§ Exercise task
Among the lines below, list those containing the string "INFORMATICS".

§ Supplied information
"""

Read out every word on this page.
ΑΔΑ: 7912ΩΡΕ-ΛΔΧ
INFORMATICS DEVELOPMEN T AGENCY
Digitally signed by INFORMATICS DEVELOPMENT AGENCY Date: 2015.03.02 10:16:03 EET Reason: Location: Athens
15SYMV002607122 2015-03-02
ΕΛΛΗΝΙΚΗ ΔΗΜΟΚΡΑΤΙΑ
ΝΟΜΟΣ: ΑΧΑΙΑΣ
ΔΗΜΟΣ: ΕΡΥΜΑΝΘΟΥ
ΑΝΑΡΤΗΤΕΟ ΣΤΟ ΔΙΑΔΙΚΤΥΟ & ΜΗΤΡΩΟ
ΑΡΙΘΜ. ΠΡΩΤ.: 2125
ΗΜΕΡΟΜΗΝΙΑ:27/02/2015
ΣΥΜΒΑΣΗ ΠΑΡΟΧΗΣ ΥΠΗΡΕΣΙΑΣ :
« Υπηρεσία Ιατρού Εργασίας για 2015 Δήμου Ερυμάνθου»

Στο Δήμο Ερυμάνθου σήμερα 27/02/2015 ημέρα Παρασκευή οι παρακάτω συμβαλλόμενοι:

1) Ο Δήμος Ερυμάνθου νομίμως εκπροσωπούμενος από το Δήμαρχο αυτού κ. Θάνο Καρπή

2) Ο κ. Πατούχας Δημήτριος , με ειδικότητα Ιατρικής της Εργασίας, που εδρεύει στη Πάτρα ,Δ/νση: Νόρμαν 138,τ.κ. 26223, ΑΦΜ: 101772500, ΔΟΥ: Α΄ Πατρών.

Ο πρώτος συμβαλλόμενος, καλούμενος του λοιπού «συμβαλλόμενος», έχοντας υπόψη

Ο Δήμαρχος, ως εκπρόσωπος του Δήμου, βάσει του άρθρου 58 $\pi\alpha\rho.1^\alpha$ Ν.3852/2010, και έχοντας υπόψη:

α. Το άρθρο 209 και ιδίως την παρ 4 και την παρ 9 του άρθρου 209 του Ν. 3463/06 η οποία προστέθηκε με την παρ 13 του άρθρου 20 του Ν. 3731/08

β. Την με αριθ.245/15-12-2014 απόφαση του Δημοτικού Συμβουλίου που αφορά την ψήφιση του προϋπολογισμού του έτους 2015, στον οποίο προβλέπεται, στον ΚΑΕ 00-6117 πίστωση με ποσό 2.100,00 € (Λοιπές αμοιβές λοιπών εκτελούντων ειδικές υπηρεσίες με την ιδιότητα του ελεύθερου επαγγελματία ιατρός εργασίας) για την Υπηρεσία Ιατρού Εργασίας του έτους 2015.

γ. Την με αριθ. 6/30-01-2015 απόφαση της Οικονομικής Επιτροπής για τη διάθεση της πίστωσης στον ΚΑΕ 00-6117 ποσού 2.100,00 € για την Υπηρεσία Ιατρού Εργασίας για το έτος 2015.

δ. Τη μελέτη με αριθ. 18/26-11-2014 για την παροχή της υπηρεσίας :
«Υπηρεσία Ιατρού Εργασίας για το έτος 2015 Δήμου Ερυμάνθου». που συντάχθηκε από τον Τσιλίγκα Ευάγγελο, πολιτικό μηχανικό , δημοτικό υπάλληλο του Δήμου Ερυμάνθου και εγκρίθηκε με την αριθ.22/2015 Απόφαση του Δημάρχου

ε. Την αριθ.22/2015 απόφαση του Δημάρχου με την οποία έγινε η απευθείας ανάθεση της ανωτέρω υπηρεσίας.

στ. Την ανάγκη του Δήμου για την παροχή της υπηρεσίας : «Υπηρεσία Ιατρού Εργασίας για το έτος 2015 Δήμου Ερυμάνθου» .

"""

§ Written response
INFORMATICS DEVELOPMEN T AGENCY
Digitally signed by INFORMATICS DEVELOPMENT AGENCY Date: 2015.03.02 10:16:03 EET Reason: Location: Athens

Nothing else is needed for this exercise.